■ Actions to take
**a)** In the thread about scraping the WSJ below, what does the reply say must be specified to get a correct response from the server?
**b)** In the thread about scraping the WSJ below, rewrite the paragraph beginning "I'm trying to extract metadata" as a short list of its main points.

■ Study text
——

Reputation: 458
I'm scraping the WSJ using BeautifulSoup, but it seemingly can never find the element with id="top-news", which is always available on the home page. I've tried find(), find_all() and a variety of other methods and they all return a NoneType
for any method called on my results
object.
I'm trying to extract metadata about the top news articles, primarily the article title and url. Each article's metadata is under a class named "WSJTheme--headline--7VCzo7Ay ", but I only want those located under the "top-news" div.
Here is my code:
import requests
from bs4 import BeautifulSoup
from shutil import copyfile
URL = 'https://www.wsj.com'
page = requests.get(URL)
soup = BeautifulSoup(page.content, 'html.parser')
results = soup.find(id='top-news')
topArticles = results.find_all('div', class_='WSJTheme--headline--7VCzo7Ay ')
Upvotes: 1
Views: 350
Reputation: 195438
Specify User-Agent
to get correct response from the server:
import requests
from bs4 import BeautifulSoup
url = "https://www.wsj.com/"
headers = {
"User-Agent": "Mozilla/5.0 (X11; Ubuntu; Linux x86_64; rv:88.0) Gecko/20100101 Firefox/88.0"
}
soup = BeautifulSoup(requests.get(url, headers=headers).content, "html.parser")
for headline in soup.select('#top-news span[class*="headline"]'):
print(headline.text)
Prints:
Oil Giants Dealt Defeats as Climate Pressures Intensify
At Least Eight Killed in San Jose Shooting
HSBC to Exit Most U.S. Retail Banking
Amazon-MGM Deal Marks Win for Hedge Funds
Cities Reverse Defunding the Police Amid Rising Crime
Federal Prosecutors Have Asked Banks for Information About Archegos Meltdown
Why a Grand Plan to Vaccinate the World Against Covid Unraveled
Inside the Israel-Hamas Conflict and One of Its Deadliest Hours in Gaza
Eric Carle, ‘The Very Hungry Caterpillar’ Author, Dies at 91
Wynn May Face U.S. Action for Role in China’s Push to Expel Businessman
Walmart to Sell New Line of Gap-Branded Homegoods
Upvotes: 1

——

■ Page layout parsing records

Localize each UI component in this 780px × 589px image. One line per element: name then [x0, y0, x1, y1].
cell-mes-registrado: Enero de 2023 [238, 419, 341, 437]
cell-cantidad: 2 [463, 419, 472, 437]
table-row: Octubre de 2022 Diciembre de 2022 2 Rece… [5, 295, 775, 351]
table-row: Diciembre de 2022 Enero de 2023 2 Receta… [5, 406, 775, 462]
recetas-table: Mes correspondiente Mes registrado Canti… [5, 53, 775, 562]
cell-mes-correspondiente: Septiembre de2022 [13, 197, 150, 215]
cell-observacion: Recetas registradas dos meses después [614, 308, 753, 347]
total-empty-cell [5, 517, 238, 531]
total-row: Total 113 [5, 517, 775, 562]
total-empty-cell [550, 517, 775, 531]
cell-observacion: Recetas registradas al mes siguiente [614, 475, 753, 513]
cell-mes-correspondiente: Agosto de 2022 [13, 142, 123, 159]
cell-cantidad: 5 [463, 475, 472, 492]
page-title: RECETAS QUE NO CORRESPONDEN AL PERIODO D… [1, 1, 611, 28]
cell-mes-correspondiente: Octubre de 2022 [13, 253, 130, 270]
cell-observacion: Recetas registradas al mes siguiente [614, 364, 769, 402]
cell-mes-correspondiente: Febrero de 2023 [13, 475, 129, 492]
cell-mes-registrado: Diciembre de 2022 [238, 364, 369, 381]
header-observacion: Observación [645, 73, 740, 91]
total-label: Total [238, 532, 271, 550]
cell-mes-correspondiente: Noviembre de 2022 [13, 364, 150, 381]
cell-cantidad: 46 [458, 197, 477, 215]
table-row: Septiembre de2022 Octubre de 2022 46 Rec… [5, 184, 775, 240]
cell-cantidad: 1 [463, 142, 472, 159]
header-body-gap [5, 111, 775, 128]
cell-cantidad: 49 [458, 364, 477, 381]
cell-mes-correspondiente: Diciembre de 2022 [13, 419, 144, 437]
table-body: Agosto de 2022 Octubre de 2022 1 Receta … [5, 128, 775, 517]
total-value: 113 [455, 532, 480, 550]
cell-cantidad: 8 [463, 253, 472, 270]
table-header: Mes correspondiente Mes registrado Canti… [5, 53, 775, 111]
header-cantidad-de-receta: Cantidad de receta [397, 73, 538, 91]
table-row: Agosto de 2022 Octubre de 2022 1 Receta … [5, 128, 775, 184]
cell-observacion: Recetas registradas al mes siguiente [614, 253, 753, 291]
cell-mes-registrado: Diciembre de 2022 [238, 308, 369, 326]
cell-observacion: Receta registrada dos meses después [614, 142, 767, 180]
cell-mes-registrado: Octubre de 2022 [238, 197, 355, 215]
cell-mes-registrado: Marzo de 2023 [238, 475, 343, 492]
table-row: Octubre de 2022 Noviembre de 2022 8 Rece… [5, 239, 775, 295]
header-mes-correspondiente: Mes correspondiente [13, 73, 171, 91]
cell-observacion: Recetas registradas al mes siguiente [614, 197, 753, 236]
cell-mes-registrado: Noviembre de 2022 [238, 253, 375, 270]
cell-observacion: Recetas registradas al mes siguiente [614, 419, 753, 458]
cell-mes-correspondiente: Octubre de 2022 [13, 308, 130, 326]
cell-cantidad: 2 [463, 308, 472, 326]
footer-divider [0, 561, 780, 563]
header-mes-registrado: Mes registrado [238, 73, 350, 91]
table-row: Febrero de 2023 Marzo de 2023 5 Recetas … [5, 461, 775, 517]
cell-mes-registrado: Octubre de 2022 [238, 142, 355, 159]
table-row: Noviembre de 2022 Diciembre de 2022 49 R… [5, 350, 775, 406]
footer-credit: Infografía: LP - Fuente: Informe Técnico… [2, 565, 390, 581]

——

■ Outputs by task
**a)** The User-Agent.

**b)**
- Goal: extract metadata about the top news articles, mainly the title and URL.
- Each article's metadata is under the class "WSJTheme--headline--7VCzo7Ay ".
- Only the articles under the "top-news" div are wanted.